EXERCISE INSTRUCTIONS
Turn every line in the entries below into a JSON list of strings, one string per line, leaving out any blank lines.

DATA IN THIS EXERCISE
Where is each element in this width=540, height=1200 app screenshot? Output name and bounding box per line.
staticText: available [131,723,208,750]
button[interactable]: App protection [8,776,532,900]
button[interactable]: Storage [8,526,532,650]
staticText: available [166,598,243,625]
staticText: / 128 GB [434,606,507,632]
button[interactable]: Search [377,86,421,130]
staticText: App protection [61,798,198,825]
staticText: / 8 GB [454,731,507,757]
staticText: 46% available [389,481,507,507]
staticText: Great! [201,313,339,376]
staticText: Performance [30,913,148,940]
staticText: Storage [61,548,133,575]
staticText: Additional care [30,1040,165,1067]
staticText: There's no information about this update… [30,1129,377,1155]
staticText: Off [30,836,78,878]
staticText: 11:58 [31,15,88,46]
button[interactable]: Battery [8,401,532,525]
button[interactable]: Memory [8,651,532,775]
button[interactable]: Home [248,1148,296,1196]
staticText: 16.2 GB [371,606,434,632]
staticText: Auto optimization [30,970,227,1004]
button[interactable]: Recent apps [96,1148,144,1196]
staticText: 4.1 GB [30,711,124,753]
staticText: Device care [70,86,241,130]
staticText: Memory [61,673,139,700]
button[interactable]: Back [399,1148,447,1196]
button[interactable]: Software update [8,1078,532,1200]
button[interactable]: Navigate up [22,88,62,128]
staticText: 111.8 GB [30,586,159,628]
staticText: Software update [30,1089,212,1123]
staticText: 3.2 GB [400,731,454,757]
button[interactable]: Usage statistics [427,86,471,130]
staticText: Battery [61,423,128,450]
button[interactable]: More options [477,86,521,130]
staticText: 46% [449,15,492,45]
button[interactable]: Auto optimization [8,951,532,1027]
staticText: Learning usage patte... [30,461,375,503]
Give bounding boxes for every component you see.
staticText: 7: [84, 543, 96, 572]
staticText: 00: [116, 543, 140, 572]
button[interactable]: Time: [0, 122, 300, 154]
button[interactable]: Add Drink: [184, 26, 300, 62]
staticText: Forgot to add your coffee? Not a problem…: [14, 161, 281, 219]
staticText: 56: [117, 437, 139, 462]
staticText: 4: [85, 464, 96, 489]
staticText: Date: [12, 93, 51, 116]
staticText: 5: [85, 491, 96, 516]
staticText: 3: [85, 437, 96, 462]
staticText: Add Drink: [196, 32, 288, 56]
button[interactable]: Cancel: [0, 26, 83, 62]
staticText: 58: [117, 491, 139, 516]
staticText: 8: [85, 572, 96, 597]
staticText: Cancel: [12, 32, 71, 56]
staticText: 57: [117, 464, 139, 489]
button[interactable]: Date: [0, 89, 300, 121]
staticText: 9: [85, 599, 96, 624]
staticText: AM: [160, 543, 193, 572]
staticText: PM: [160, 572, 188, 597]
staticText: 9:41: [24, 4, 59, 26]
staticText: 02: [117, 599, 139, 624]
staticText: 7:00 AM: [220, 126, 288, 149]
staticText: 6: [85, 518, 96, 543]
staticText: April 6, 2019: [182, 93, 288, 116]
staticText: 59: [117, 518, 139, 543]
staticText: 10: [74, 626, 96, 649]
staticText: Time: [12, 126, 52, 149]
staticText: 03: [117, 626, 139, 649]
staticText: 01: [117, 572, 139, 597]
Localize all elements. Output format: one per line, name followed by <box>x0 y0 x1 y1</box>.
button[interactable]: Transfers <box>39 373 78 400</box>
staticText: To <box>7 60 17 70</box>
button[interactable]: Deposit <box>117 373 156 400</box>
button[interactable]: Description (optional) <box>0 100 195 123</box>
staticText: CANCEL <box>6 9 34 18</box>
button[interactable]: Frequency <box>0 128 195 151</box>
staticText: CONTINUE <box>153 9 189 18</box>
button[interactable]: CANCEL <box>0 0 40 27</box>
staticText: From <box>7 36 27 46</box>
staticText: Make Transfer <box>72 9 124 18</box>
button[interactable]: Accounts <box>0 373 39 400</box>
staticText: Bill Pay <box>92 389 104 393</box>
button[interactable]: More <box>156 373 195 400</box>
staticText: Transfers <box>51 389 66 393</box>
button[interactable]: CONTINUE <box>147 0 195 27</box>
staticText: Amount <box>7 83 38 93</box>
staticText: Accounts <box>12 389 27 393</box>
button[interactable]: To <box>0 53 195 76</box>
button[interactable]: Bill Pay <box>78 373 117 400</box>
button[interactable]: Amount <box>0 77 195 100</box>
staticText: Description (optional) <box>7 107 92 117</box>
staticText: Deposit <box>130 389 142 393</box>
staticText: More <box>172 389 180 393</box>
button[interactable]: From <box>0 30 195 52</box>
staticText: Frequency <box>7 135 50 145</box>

SOLVED EXERCISE
[
  "Where is each element in this width=540, height=1200 app screenshot? Output name and bounding box per line.",
  "staticText: available [131,723,208,750]",
  "button[interactable]: App protection [8,776,532,900]",
  "button[interactable]: Storage [8,526,532,650]",
  "staticText: available [166,598,243,625]",
  "staticText: / 128 GB [434,606,507,632]",
  "button[interactable]: Search [377,86,421,130]",
  "staticText: App protection [61,798,198,825]",
  "staticText: / 8 GB [454,731,507,757]",
  "staticText: 46% available [389,481,507,507]",
  "staticText: Great! [201,313,339,376]",
  "staticText: Performance [30,913,148,940]",
  "staticText: Storage [61,548,133,575]",
  "staticText: Additional care [30,1040,165,1067]",
  "staticText: There's no information about this update… [30,1129,377,1155]",
  "staticText: Off [30,836,78,878]",
  "staticText: 11:58 [31,15,88,46]",
  "button[interactable]: Battery [8,401,532,525]",
  "button[interactable]: Memory [8,651,532,775]",
  "button[interactable]: Home [248,1148,296,1196]",
  "staticText: 16.2 GB [371,606,434,632]",
  "staticText: Auto optimization [30,970,227,1004]",
  "button[interactable]: Recent apps [96,1148,144,1196]",
  "staticText: 4.1 GB [30,711,124,753]",
  "staticText: Device care [70,86,241,130]",
  "staticText: Memory [61,673,139,700]",
  "button[interactable]: Back [399,1148,447,1196]",
  "button[interactable]: Software update [8,1078,532,1200]",
  "button[interactable]: Navigate up [22,88,62,128]",
  "staticText: 111.8 GB [30,586,159,628]",
  "staticText: Software update [30,1089,212,1123]",
  "staticText: 3.2 GB [400,731,454,757]",
  "button[interactable]: Usage statistics [427,86,471,130]",
  "staticText: Battery [61,423,128,450]",
  "button[interactable]: More options [477,86,521,130]",
  "staticText: 46% [449,15,492,45]",
  "button[interactable]: Auto optimization [8,951,532,1027]",
  "staticText: Learning usage patte... [30,461,375,503]",
  "Give bounding boxes for every component you see.",
  "staticText: 7: [84, 543, 96, 572]",
  "staticText: 00: [116, 543, 140, 572]",
  "button[interactable]: Time: [0, 122, 300, 154]",
  "button[interactable]: Add Drink: [184, 26, 300, 62]",
  "staticText: Forgot to add your coffee? Not a problem…: [14, 161, 281, 219]",
  "staticText: 56: [117, 437, 139, 462]",
  "staticText: 4: [85, 464, 96, 489]",
  "staticText: Date: [12, 93, 51, 116]",
  "staticText: 5: [85, 491, 96, 516]",
  "staticText: 3: [85, 437, 96, 462]",
  "staticText: Add Drink: [196, 32, 288, 56]",
  "button[interactable]: Cancel: [0, 26, 83, 62]",
  "staticText: 58: [117, 491, 139, 516]",
  "staticText: 8: [85, 572, 96, 597]",
  "staticText: Cancel: [12, 32, 71, 56]",
  "staticText: 57: [117, 464, 139, 489]",
  "button[interactable]: Date: [0, 89, 300, 121]",
  "staticText: 9: [85, 599, 96, 624]",
  "staticText: AM: [160, 543, 193, 572]",
  "staticText: PM: [160, 572, 188, 597]",
  "staticText: 9:41: [24, 4, 59, 26]",
  "staticText: 02: [117, 599, 139, 624]",
  "staticText: 7:00 AM: [220, 126, 288, 149]",
  "staticText: 6: [85, 518, 96, 543]",
  "staticText: April 6, 2019: [182, 93, 288, 116]",
  "staticText: 59: [117, 518, 139, 543]",
  "staticText: 10: [74, 626, 96, 649]",
  "staticText: Time: [12, 126, 52, 149]",
  "staticText: 03: [117, 626, 139, 649]",
  "staticText: 01: [117, 572, 139, 597]",
  "Localize all elements. Output format: one per line, name followed by <box>x0 y0 x1 y1</box>.",
  "button[interactable]: Transfers <box>39 373 78 400</box>",
  "staticText: To <box>7 60 17 70</box>",
  "button[interactable]: Deposit <box>117 373 156 400</box>",
  "button[interactable]: Description (optional) <box>0 100 195 123</box>",
  "staticText: CANCEL <box>6 9 34 18</box>",
  "button[interactable]: Frequency <box>0 128 195 151</box>",
  "staticText: CONTINUE <box>153 9 189 18</box>",
  "button[interactable]: CANCEL <box>0 0 40 27</box>",
  "staticText: From <box>7 36 27 46</box>",
  "staticText: Make Transfer <box>72 9 124 18</box>",
  "button[interactable]: Accounts <box>0 373 39 400</box>",
  "staticText: Bill Pay <box>92 389 104 393</box>",
  "button[interactable]: More <box>156 373 195 400</box>",
  "staticText: Transfers <box>51 389 66 393</box>",
  "button[interactable]: CONTINUE <box>147 0 195 27</box>",
  "staticText: Amount <box>7 83 38 93</box>",
  "staticText: Accounts <box>12 389 27 393</box>",
  "button[interactable]: To <box>0 53 195 76</box>",
  "button[interactable]: Bill Pay <box>78 373 117 400</box>",
  "button[interactable]: Amount <box>0 77 195 100</box>",
  "staticText: Description (optional) <box>7 107 92 117</box>",
  "staticText: Deposit <box>130 389 142 393</box>",
  "staticText: More <box>172 389 180 393</box>",
  "button[interactable]: From <box>0 30 195 52</box>",
  "staticText: Frequency <box>7 135 50 145</box>"
]